++++ RECORDS PROVIDED ++++
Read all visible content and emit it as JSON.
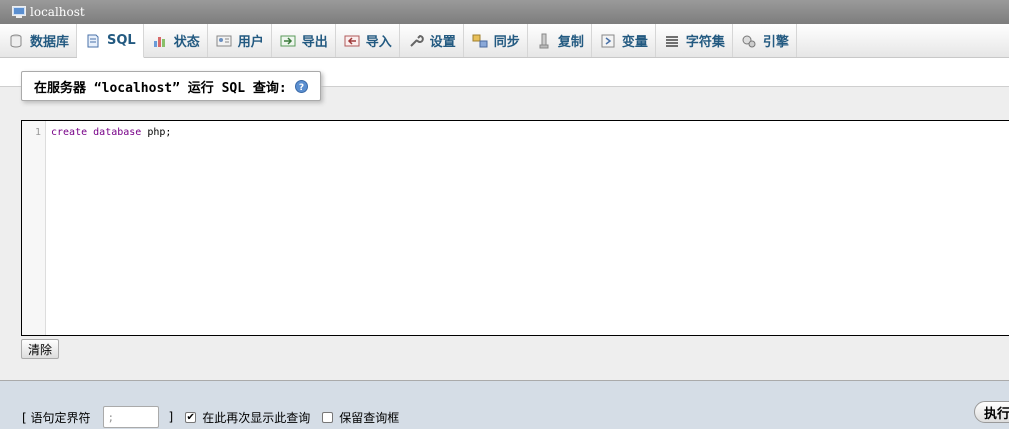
{
  "window": {
    "title": "localhost"
  },
  "tabs": [
    {
      "label": "数据库",
      "icon": "database-icon"
    },
    {
      "label": "SQL",
      "icon": "sql-icon",
      "active": true
    },
    {
      "label": "状态",
      "icon": "status-icon"
    },
    {
      "label": "用户",
      "icon": "users-icon"
    },
    {
      "label": "导出",
      "icon": "export-icon"
    },
    {
      "label": "导入",
      "icon": "import-icon"
    },
    {
      "label": "设置",
      "icon": "settings-wrench-icon"
    },
    {
      "label": "同步",
      "icon": "sync-icon"
    },
    {
      "label": "复制",
      "icon": "replication-icon"
    },
    {
      "label": "变量",
      "icon": "variables-icon"
    },
    {
      "label": "字符集",
      "icon": "charset-icon"
    },
    {
      "label": "引擎",
      "icon": "engines-icon"
    }
  ],
  "query_panel": {
    "legend": "在服务器 “localhost” 运行 SQL 查询:",
    "line_number": "1",
    "code": {
      "kw1": "create",
      "kw2": "database",
      "ident": "php;"
    },
    "clear_label": "清除"
  },
  "options": {
    "delimiter_open": "[ 语句定界符",
    "delimiter_value": ";",
    "delimiter_close": "]",
    "show_again_label": "在此再次显示此查询",
    "show_again_checked": true,
    "keep_box_label": "保留查询框",
    "keep_box_checked": false,
    "go_label": "执行"
  },
  "colors": {
    "tab_text": "#235a81",
    "keyword": "#770088",
    "footer_bg": "#d5dde6"
  }
}
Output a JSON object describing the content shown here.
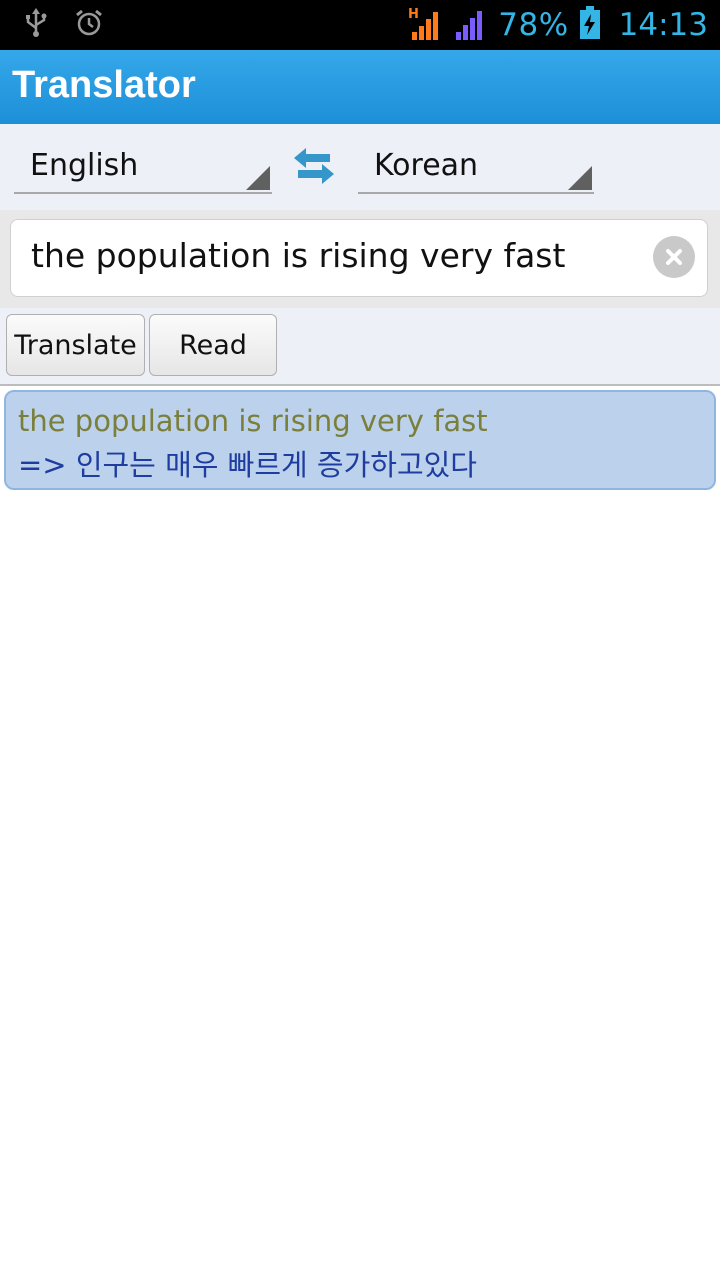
{
  "status_bar": {
    "icons_left": [
      "usb-icon",
      "alarm-clock-icon"
    ],
    "network_type": "H",
    "battery_percent": "78%",
    "time": "14:13",
    "accent_color": "#33b5e5"
  },
  "app": {
    "title": "Translator",
    "header_color": "#2a9fe3"
  },
  "language": {
    "source": "English",
    "target": "Korean",
    "swap_icon": "swap-arrows-icon"
  },
  "input": {
    "text": "the population is rising very fast",
    "clear_icon": "clear-icon"
  },
  "buttons": {
    "translate": "Translate",
    "read": "Read"
  },
  "result": {
    "source_text": "the population is rising very fast",
    "translation": " => 인구는 매우 빠르게 증가하고있다"
  }
}
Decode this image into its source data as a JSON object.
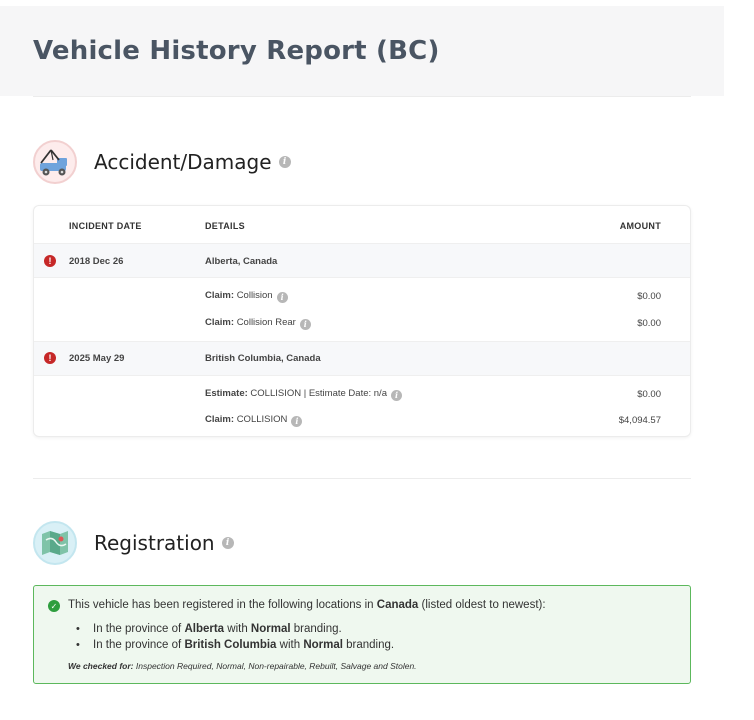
{
  "header": {
    "title": "Vehicle History Report (BC)"
  },
  "accident": {
    "title": "Accident/Damage",
    "columns": {
      "date": "INCIDENT DATE",
      "details": "DETAILS",
      "amount": "AMOUNT"
    },
    "incidents": [
      {
        "date": "2018 Dec 26",
        "location": "Alberta, Canada",
        "items": [
          {
            "label": "Claim:",
            "value": "Collision",
            "amount": "$0.00"
          },
          {
            "label": "Claim:",
            "value": "Collision Rear",
            "amount": "$0.00"
          }
        ]
      },
      {
        "date": "2025 May 29",
        "location": "British Columbia, Canada",
        "items": [
          {
            "label": "Estimate:",
            "value": "COLLISION | Estimate Date: n/a",
            "amount": "$0.00"
          },
          {
            "label": "Claim:",
            "value": "COLLISION",
            "amount": "$4,094.57"
          }
        ]
      }
    ]
  },
  "registration": {
    "title": "Registration",
    "intro_pre": "This vehicle has been registered in the following locations in",
    "intro_country": "Canada",
    "intro_post": "(listed oldest to newest):",
    "entries": [
      {
        "pre": "In the province of",
        "province": "Alberta",
        "mid": "with",
        "branding": "Normal",
        "post": "branding."
      },
      {
        "pre": "In the province of",
        "province": "British Columbia",
        "mid": "with",
        "branding": "Normal",
        "post": "branding."
      }
    ],
    "checked_label": "We checked for:",
    "checked_value": "Inspection Required, Normal, Non-repairable, Rebuilt, Salvage and Stolen."
  },
  "icons": {
    "accident": "tow-truck-icon",
    "registration": "map-icon",
    "info": "info-icon",
    "alert": "alert-icon",
    "check": "check-icon"
  },
  "colors": {
    "title": "#4a5563",
    "alert": "#c62828",
    "success_border": "#5cb85c",
    "success_bg": "#eff8ef"
  }
}
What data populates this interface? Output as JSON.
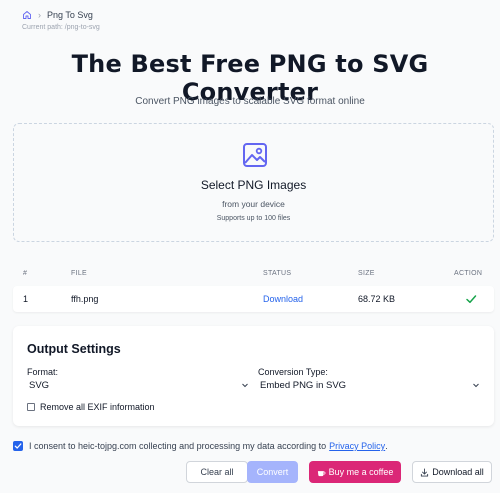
{
  "breadcrumb": {
    "current": "Png To Svg",
    "path_text": "Current path: /png-to-svg"
  },
  "header": {
    "title": "The Best Free PNG to SVG Converter",
    "subtitle": "Convert PNG images to scalable SVG format online"
  },
  "dropzone": {
    "heading": "Select PNG Images",
    "sub": "from your device",
    "note": "Supports up to 100 files"
  },
  "table": {
    "columns": [
      "#",
      "FILE",
      "STATUS",
      "SIZE",
      "ACTION"
    ],
    "rows": [
      {
        "index": "1",
        "file": "ffh.png",
        "status": "Download",
        "size": "68.72 KB"
      }
    ]
  },
  "settings": {
    "title": "Output Settings",
    "format_label": "Format:",
    "format_value": "SVG",
    "conversion_label": "Conversion Type:",
    "conversion_value": "Embed PNG in SVG",
    "exif_label": "Remove all EXIF information"
  },
  "consent": {
    "text": "I consent to heic-tojpg.com collecting and processing my data according to",
    "link": "Privacy Policy",
    "suffix": "."
  },
  "buttons": {
    "clear": "Clear all",
    "convert": "Convert",
    "coffee": "Buy me a coffee",
    "download_all": "Download all"
  },
  "colors": {
    "accent": "#2563eb",
    "convert_disabled": "#a5b4fc",
    "coffee": "#db2777",
    "success": "#16a34a",
    "icon": "#6366f1"
  },
  "icons": [
    "home-icon",
    "chevron-right-icon",
    "image-icon",
    "check-icon",
    "chevron-down-icon",
    "coffee-cup-icon",
    "download-icon"
  ]
}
++++
**STATED GOAL:** Output the entries above exactly. Drop the pictures.

**COMPLETED EXERCISE:**
Read all visible content and emit it as JSON.
{
  "window": {
    "title": "localhost"
  },
  "tabs": [
    {
      "label": "数据库",
      "icon": "database-icon"
    },
    {
      "label": "SQL",
      "icon": "sql-icon",
      "active": true
    },
    {
      "label": "状态",
      "icon": "status-icon"
    },
    {
      "label": "用户",
      "icon": "users-icon"
    },
    {
      "label": "导出",
      "icon": "export-icon"
    },
    {
      "label": "导入",
      "icon": "import-icon"
    },
    {
      "label": "设置",
      "icon": "settings-wrench-icon"
    },
    {
      "label": "同步",
      "icon": "sync-icon"
    },
    {
      "label": "复制",
      "icon": "replication-icon"
    },
    {
      "label": "变量",
      "icon": "variables-icon"
    },
    {
      "label": "字符集",
      "icon": "charset-icon"
    },
    {
      "label": "引擎",
      "icon": "engines-icon"
    }
  ],
  "query_panel": {
    "legend": "在服务器 “localhost” 运行 SQL 查询:",
    "line_number": "1",
    "code": {
      "kw1": "create",
      "kw2": "database",
      "ident": "php;"
    },
    "clear_label": "清除"
  },
  "options": {
    "delimiter_open": "[ 语句定界符",
    "delimiter_value": ";",
    "delimiter_close": "]",
    "show_again_label": "在此再次显示此查询",
    "show_again_checked": true,
    "keep_box_label": "保留查询框",
    "keep_box_checked": false,
    "go_label": "执行"
  },
  "colors": {
    "tab_text": "#235a81",
    "keyword": "#770088",
    "footer_bg": "#d5dde6"
  }
}
Output a JSON object describing the content shown here.
{
  "status_bar": {
    "icons_left": [
      "usb-icon",
      "alarm-clock-icon"
    ],
    "network_type": "H",
    "battery_percent": "78%",
    "time": "14:13",
    "accent_color": "#33b5e5"
  },
  "app": {
    "title": "Translator",
    "header_color": "#2a9fe3"
  },
  "language": {
    "source": "English",
    "target": "Korean",
    "swap_icon": "swap-arrows-icon"
  },
  "input": {
    "text": "the population is rising very fast",
    "clear_icon": "clear-icon"
  },
  "buttons": {
    "translate": "Translate",
    "read": "Read"
  },
  "result": {
    "source_text": "the population is rising very fast",
    "translation": " => 인구는 매우 빠르게 증가하고있다"
  }
}
Decode this image into its source data as a JSON object.
{
  "header": {
    "title": "Vehicle History Report (BC)"
  },
  "accident": {
    "title": "Accident/Damage",
    "columns": {
      "date": "INCIDENT DATE",
      "details": "DETAILS",
      "amount": "AMOUNT"
    },
    "incidents": [
      {
        "date": "2018 Dec 26",
        "location": "Alberta, Canada",
        "items": [
          {
            "label": "Claim:",
            "value": "Collision",
            "amount": "$0.00"
          },
          {
            "label": "Claim:",
            "value": "Collision Rear",
            "amount": "$0.00"
          }
        ]
      },
      {
        "date": "2025 May 29",
        "location": "British Columbia, Canada",
        "items": [
          {
            "label": "Estimate:",
            "value": "COLLISION | Estimate Date: n/a",
            "amount": "$0.00"
          },
          {
            "label": "Claim:",
            "value": "COLLISION",
            "amount": "$4,094.57"
          }
        ]
      }
    ]
  },
  "registration": {
    "title": "Registration",
    "intro_pre": "This vehicle has been registered in the following locations in",
    "intro_country": "Canada",
    "intro_post": "(listed oldest to newest):",
    "entries": [
      {
        "pre": "In the province of",
        "province": "Alberta",
        "mid": "with",
        "branding": "Normal",
        "post": "branding."
      },
      {
        "pre": "In the province of",
        "province": "British Columbia",
        "mid": "with",
        "branding": "Normal",
        "post": "branding."
      }
    ],
    "checked_label": "We checked for:",
    "checked_value": "Inspection Required, Normal, Non-repairable, Rebuilt, Salvage and Stolen."
  },
  "icons": {
    "accident": "tow-truck-icon",
    "registration": "map-icon",
    "info": "info-icon",
    "alert": "alert-icon",
    "check": "check-icon"
  },
  "colors": {
    "title": "#4a5563",
    "alert": "#c62828",
    "success_border": "#5cb85c",
    "success_bg": "#eff8ef"
  }
}
What data populates this interface? Output as JSON.
{
  "breadcrumb": {
    "current": "Png To Svg",
    "path_text": "Current path: /png-to-svg"
  },
  "header": {
    "title": "The Best Free PNG to SVG Converter",
    "subtitle": "Convert PNG images to scalable SVG format online"
  },
  "dropzone": {
    "heading": "Select PNG Images",
    "sub": "from your device",
    "note": "Supports up to 100 files"
  },
  "table": {
    "columns": [
      "#",
      "FILE",
      "STATUS",
      "SIZE",
      "ACTION"
    ],
    "rows": [
      {
        "index": "1",
        "file": "ffh.png",
        "status": "Download",
        "size": "68.72 KB"
      }
    ]
  },
  "settings": {
    "title": "Output Settings",
    "format_label": "Format:",
    "format_value": "SVG",
    "conversion_label": "Conversion Type:",
    "conversion_value": "Embed PNG in SVG",
    "exif_label": "Remove all EXIF information"
  },
  "consent": {
    "text": "I consent to heic-tojpg.com collecting and processing my data according to",
    "link": "Privacy Policy",
    "suffix": "."
  },
  "buttons": {
    "clear": "Clear all",
    "convert": "Convert",
    "coffee": "Buy me a coffee",
    "download_all": "Download all"
  },
  "colors": {
    "accent": "#2563eb",
    "convert_disabled": "#a5b4fc",
    "coffee": "#db2777",
    "success": "#16a34a",
    "icon": "#6366f1"
  },
  "icons": [
    "home-icon",
    "chevron-right-icon",
    "image-icon",
    "check-icon",
    "chevron-down-icon",
    "coffee-cup-icon",
    "download-icon"
  ]
}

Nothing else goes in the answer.